Supplied passage
The chemistry behind good chemistry

The oxytocin molecule pictured above promotes bonding in both humans and other animals.

The oxytocin molecule pictured above promotes bonding in both humans and other animals.

Love is a seemingly intangible emotional concept, a purely subjective experience that varies from person to person. Society and the media influence our perception of the emotion, evident from the commercialization of Valentine’s day and the endless stream of romcoms showing at theaters each February. Yet though there are so many nuances to love, from the way people exhibit it to the reasons they do, we all share a reaction as Homo sapiens. have in common the feelings it gives us in some way or form.

While the sensations of warmth and happiness associated with love may seem magical, they are really caused by biochemical reactions in our brains and emotional psychology, not Cupid. At each step of the romantic process, from love at first sight to bitter heartbreak, chemicals in the brain play a specific role. While first falling in love, brain receptors release a hormone called dopamine which has a similar effect to that of drugs like cocaine.

While obsessive actions are often associated with deep emotional attachment, Dr. Donatella Marazziti of the University of Pisa has found that this obsessive behavior is actually caused by lower levels of serotonin, a calming hormone, found in people who are falling in love.

Questions
• 1. Translate this sentence from the article on the chemistry of love into Spanish: "At each step of the romantic process, from love at first sight to bitter heartbreak, chemicals in the brain play a specific role."
• 2. List every hormone or molecule produced in the body that the article on the chemistry of love names. Leave out drugs.
• 3. Write a continuation of the article on the chemistry of love, starting after its final sentence.

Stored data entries
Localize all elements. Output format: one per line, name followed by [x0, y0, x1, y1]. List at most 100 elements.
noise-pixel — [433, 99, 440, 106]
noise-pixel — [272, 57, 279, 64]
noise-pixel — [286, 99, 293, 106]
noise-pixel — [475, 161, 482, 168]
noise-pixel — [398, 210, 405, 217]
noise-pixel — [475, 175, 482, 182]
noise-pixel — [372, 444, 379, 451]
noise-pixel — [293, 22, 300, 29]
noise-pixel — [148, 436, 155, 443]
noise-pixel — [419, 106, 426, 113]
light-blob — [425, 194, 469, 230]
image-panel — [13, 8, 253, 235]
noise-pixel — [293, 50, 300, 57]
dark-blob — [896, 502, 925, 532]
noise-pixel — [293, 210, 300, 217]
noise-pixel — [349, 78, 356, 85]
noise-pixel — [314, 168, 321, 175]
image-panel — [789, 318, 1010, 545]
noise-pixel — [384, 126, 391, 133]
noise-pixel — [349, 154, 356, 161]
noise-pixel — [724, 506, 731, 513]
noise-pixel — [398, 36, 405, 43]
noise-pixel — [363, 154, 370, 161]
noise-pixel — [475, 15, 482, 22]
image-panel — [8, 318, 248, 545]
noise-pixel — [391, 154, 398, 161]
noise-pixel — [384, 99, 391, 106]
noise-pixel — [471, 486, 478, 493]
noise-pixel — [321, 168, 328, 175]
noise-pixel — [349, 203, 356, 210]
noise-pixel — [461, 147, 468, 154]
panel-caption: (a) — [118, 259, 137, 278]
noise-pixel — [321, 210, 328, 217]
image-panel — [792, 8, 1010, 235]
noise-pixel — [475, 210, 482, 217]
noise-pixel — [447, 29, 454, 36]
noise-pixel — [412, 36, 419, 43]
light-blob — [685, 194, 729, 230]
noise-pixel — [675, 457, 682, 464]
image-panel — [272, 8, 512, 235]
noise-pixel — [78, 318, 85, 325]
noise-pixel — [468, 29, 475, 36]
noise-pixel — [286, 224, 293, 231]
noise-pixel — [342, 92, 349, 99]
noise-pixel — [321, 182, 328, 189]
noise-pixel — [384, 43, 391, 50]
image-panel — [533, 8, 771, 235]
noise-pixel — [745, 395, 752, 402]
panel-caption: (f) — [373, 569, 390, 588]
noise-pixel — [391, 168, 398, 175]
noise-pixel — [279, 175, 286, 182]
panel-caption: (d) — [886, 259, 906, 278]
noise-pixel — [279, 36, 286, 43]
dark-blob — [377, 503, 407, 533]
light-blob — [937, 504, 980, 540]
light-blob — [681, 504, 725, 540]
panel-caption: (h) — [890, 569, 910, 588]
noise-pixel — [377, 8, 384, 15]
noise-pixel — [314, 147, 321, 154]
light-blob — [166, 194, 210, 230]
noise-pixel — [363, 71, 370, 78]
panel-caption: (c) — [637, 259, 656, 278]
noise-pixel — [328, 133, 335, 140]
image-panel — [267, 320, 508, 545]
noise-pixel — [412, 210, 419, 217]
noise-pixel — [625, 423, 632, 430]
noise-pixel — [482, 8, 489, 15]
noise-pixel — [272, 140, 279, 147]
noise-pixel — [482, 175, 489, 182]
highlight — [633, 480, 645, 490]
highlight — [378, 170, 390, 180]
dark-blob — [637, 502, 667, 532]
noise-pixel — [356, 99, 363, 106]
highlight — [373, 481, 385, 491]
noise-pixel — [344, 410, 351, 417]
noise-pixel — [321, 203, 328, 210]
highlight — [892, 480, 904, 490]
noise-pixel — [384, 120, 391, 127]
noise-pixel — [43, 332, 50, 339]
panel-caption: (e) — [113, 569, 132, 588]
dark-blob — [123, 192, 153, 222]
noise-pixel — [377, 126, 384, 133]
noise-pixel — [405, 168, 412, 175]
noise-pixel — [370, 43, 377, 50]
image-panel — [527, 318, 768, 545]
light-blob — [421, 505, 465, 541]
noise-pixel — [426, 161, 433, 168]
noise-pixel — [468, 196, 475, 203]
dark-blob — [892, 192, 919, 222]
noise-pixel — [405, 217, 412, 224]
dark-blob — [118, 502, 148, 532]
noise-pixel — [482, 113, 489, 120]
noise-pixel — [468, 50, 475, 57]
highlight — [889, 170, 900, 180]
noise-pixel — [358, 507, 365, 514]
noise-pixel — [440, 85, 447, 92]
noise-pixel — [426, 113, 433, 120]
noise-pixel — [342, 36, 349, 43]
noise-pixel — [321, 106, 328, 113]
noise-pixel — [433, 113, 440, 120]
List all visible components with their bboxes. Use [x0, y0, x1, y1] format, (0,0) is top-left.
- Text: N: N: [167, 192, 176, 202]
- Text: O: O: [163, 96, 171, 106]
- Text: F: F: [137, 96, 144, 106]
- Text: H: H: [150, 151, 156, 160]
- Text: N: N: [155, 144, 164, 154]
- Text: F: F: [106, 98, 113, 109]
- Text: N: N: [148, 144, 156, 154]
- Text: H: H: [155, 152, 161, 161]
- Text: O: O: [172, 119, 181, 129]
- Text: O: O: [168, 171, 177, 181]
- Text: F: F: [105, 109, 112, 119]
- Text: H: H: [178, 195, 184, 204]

Answer set
• 1. En cada etapa del proceso romántico, desde el amor a primera vista hasta el amargo desamor, las sustancias químicas del cerebro desempeñan un papel específico.

• 2.
oxytocin
dopamine
serotonin

• 3.
While true love does breed attachment, so do other hormones such as oxytocin and vasopressin, the same hormones causing mother-child attachment. According to upper school science instructor, Jeff Sutton, “oxytocin develops bonds and relationships between humans, so touching can help stimulate that, hugging too.”

Though breakups may be commonly thought of as a depressing ending to what could have been, genetically, they signify the failing of a human’s main goal: continuing the human species. While most people believe that the depressing post-breakup traditions such as eating too much ice cream and watching too many movies come from the loss of a lover, Dr. Helen Fisher of Rutgers University instead believes that rejection carries many similar symptoms to addiction such as “separation anxiety” and illogical attempts to regaining the affection of their partner. Maybe that age-old cliché of drunk phone calls can actually be attributed to a biological response and not a lack of common sense.

Whether or not you believe in true love, the reactions and feelings that come with the phenomena do have a basis in biology.